(Collected data entries)
________________________________________
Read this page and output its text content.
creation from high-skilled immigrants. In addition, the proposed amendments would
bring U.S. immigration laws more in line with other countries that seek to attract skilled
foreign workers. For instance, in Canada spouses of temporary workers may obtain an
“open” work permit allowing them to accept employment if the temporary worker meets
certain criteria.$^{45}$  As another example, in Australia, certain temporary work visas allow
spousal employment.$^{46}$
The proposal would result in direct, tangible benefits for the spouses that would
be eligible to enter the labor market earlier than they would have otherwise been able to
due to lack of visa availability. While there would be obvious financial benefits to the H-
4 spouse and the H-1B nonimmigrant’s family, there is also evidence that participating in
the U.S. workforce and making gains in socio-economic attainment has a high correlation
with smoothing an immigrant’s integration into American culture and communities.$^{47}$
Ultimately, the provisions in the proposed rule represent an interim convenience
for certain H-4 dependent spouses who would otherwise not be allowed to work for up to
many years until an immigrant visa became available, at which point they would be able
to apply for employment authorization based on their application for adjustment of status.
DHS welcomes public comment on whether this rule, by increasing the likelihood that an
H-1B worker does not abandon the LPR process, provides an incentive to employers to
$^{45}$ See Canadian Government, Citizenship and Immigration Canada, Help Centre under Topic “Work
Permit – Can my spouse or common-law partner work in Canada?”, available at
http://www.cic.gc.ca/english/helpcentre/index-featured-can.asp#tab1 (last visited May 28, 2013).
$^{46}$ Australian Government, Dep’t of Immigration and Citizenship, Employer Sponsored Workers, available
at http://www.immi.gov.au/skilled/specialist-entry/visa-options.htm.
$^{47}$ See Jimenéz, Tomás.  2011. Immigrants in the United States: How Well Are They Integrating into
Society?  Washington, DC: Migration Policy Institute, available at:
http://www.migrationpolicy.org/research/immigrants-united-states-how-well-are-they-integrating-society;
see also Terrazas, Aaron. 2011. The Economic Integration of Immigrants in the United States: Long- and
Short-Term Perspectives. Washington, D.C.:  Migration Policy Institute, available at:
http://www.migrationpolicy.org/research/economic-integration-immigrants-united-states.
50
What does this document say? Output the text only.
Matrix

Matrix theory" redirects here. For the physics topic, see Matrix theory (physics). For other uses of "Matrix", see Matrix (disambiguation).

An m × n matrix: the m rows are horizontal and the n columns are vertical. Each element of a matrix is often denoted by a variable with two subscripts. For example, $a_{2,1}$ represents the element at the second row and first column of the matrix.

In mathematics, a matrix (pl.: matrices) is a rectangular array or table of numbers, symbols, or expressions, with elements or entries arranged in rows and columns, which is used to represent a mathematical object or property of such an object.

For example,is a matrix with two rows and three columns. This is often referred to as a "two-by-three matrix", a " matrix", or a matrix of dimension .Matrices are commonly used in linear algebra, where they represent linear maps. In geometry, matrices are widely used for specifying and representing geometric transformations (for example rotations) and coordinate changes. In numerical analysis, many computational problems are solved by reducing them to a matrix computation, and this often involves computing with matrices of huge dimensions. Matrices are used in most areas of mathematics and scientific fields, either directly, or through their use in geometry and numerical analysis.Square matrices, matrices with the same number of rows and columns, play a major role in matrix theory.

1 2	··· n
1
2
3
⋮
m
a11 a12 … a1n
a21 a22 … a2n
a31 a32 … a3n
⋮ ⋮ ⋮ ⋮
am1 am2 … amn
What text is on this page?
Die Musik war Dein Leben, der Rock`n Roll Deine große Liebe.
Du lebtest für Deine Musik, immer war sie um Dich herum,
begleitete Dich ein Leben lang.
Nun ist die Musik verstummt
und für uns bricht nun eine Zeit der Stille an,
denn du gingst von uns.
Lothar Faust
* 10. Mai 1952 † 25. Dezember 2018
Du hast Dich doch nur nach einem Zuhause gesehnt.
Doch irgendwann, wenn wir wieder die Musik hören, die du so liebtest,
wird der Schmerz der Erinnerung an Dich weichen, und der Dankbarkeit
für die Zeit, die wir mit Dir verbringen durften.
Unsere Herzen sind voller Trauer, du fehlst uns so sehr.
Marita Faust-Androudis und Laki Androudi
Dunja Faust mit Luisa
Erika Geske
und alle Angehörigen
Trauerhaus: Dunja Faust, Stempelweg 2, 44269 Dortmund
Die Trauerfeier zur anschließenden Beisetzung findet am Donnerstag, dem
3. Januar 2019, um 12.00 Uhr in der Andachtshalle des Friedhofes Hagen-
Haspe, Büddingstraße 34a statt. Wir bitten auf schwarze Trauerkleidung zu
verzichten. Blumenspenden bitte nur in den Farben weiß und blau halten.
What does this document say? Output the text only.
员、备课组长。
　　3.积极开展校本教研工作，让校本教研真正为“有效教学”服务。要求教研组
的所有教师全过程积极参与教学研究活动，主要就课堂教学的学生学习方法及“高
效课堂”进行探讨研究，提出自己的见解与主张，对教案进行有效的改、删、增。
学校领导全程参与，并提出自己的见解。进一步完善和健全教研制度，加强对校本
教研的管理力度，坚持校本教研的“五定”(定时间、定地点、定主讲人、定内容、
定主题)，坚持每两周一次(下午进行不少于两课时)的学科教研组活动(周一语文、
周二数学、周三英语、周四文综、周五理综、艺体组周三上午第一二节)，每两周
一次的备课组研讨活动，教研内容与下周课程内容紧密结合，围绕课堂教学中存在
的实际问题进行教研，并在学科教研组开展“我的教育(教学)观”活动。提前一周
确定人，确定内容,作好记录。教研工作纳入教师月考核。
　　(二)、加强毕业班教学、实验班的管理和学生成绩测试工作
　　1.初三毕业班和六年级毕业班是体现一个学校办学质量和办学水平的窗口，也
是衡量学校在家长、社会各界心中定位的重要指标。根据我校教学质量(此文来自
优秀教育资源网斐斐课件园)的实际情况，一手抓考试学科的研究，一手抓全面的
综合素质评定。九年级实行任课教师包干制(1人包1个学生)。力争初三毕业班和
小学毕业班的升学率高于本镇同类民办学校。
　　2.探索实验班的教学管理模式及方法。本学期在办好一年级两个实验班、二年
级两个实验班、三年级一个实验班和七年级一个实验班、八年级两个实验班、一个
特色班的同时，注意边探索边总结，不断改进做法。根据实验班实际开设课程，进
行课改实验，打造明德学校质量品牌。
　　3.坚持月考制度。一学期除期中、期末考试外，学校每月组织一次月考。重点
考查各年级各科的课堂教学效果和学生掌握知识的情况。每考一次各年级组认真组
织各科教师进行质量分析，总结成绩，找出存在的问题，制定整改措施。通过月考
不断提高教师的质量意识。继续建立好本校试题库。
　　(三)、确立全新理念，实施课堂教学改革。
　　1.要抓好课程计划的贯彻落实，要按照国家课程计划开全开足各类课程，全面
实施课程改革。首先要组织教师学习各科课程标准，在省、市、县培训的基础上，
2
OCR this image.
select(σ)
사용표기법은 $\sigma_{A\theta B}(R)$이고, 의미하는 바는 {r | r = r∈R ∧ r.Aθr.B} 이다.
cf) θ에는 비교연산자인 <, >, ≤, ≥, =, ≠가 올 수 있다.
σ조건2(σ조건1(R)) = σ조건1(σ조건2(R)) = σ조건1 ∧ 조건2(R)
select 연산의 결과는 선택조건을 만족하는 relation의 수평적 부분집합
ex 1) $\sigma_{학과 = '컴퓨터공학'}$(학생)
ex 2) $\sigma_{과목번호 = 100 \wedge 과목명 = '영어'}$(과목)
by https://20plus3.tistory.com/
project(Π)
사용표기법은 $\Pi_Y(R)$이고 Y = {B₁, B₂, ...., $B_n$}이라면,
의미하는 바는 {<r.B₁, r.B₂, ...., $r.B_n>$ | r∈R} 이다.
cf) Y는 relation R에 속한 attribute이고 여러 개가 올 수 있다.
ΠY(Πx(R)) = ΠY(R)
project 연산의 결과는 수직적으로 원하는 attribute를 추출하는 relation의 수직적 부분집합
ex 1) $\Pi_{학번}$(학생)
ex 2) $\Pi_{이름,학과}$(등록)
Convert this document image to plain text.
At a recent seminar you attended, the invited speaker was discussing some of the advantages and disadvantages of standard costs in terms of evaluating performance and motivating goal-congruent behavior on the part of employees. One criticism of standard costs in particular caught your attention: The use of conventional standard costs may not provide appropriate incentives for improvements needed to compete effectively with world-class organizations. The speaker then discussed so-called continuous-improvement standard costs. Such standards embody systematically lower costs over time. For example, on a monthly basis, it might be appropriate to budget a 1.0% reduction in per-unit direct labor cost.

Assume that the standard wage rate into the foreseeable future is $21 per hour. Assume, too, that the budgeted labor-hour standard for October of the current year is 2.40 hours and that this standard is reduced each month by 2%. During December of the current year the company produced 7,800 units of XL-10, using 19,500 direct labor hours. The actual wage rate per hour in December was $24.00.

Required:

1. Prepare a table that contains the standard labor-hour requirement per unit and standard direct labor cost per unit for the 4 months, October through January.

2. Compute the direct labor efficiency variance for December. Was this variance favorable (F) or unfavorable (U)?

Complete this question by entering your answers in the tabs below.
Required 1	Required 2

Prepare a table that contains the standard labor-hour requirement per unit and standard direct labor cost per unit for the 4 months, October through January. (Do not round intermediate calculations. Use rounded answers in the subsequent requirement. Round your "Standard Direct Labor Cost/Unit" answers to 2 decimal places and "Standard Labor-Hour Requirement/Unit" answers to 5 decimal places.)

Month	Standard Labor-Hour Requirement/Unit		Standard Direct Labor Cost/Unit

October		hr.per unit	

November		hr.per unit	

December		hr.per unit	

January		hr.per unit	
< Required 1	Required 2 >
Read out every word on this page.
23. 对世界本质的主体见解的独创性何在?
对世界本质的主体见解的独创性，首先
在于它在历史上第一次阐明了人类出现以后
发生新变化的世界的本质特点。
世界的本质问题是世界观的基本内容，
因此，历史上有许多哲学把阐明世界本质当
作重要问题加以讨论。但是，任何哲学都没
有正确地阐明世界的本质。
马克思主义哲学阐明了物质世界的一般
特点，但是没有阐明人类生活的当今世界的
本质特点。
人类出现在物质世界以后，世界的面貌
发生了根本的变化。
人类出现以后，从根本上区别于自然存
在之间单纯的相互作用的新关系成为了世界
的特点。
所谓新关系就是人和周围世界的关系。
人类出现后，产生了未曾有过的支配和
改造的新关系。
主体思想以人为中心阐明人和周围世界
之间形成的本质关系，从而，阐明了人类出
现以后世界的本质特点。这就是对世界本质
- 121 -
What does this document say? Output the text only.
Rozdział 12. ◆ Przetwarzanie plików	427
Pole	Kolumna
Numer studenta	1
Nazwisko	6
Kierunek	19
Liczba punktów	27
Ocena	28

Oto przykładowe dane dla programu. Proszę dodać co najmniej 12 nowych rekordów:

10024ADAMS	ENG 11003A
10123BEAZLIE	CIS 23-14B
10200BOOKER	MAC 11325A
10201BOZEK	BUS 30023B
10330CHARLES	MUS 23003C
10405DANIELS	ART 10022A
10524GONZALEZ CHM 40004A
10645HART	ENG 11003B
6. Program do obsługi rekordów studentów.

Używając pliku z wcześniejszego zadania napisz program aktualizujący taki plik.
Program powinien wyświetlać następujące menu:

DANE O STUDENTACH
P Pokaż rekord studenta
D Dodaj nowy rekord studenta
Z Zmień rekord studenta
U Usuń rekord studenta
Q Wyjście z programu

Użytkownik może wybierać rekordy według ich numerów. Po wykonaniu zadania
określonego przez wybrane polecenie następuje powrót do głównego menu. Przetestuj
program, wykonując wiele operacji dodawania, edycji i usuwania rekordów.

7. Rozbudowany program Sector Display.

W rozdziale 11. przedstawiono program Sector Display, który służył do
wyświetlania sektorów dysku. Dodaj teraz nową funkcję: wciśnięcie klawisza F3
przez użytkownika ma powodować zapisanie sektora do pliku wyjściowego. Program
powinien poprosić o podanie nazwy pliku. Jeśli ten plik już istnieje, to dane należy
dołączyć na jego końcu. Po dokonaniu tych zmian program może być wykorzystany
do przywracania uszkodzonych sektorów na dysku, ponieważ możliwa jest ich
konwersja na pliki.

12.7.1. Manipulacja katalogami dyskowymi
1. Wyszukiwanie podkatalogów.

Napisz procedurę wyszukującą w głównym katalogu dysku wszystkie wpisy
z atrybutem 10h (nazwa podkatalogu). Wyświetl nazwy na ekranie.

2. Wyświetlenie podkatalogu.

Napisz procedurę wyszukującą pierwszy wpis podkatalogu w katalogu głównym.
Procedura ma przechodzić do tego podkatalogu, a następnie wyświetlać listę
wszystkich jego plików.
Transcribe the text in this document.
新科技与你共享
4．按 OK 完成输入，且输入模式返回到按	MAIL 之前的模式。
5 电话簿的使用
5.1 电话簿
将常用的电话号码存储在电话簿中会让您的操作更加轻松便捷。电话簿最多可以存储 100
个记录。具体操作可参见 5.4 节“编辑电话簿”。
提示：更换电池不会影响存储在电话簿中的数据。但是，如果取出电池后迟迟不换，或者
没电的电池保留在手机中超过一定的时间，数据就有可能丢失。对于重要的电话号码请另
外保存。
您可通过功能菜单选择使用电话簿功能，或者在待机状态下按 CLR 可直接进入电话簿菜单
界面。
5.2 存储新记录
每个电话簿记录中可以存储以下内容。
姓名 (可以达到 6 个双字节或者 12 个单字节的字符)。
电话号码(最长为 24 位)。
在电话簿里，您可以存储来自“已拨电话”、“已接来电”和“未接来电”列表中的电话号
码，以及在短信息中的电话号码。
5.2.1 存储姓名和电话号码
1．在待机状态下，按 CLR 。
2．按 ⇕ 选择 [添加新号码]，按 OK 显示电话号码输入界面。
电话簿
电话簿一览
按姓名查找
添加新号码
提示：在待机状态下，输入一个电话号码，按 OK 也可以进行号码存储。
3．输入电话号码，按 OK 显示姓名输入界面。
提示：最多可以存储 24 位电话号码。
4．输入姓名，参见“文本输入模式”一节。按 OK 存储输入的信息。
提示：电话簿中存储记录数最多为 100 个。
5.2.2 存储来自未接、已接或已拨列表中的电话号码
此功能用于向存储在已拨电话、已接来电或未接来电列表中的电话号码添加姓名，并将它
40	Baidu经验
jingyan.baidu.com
________________________________________
**Request**
Each line from the one containing "Transcribe the text in this document." to the end of the records should be echoed exactly, and no other line.

**Result of the exercise**
Transcribe the text in this document.
新科技与你共享
4．按 OK 完成输入，且输入模式返回到按	MAIL 之前的模式。
5 电话簿的使用
5.1 电话簿
将常用的电话号码存储在电话簿中会让您的操作更加轻松便捷。电话簿最多可以存储 100
个记录。具体操作可参见 5.4 节“编辑电话簿”。
提示：更换电池不会影响存储在电话簿中的数据。但是，如果取出电池后迟迟不换，或者
没电的电池保留在手机中超过一定的时间，数据就有可能丢失。对于重要的电话号码请另
外保存。
您可通过功能菜单选择使用电话簿功能，或者在待机状态下按 CLR 可直接进入电话簿菜单
界面。
5.2 存储新记录
每个电话簿记录中可以存储以下内容。
姓名 (可以达到 6 个双字节或者 12 个单字节的字符)。
电话号码(最长为 24 位)。
在电话簿里，您可以存储来自“已拨电话”、“已接来电”和“未接来电”列表中的电话号
码，以及在短信息中的电话号码。
5.2.1 存储姓名和电话号码
1．在待机状态下，按 CLR 。
2．按 ⇕ 选择 [添加新号码]，按 OK 显示电话号码输入界面。
电话簿
电话簿一览
按姓名查找
添加新号码
提示：在待机状态下，输入一个电话号码，按 OK 也可以进行号码存储。
3．输入电话号码，按 OK 显示姓名输入界面。
提示：最多可以存储 24 位电话号码。
4．输入姓名，参见“文本输入模式”一节。按 OK 存储输入的信息。
提示：电话簿中存储记录数最多为 100 个。
5.2.2 存储来自未接、已接或已拨列表中的电话号码
此功能用于向存储在已拨电话、已接来电或未接来电列表中的电话号码添加姓名，并将它
40	Baidu经验
jingyan.baidu.com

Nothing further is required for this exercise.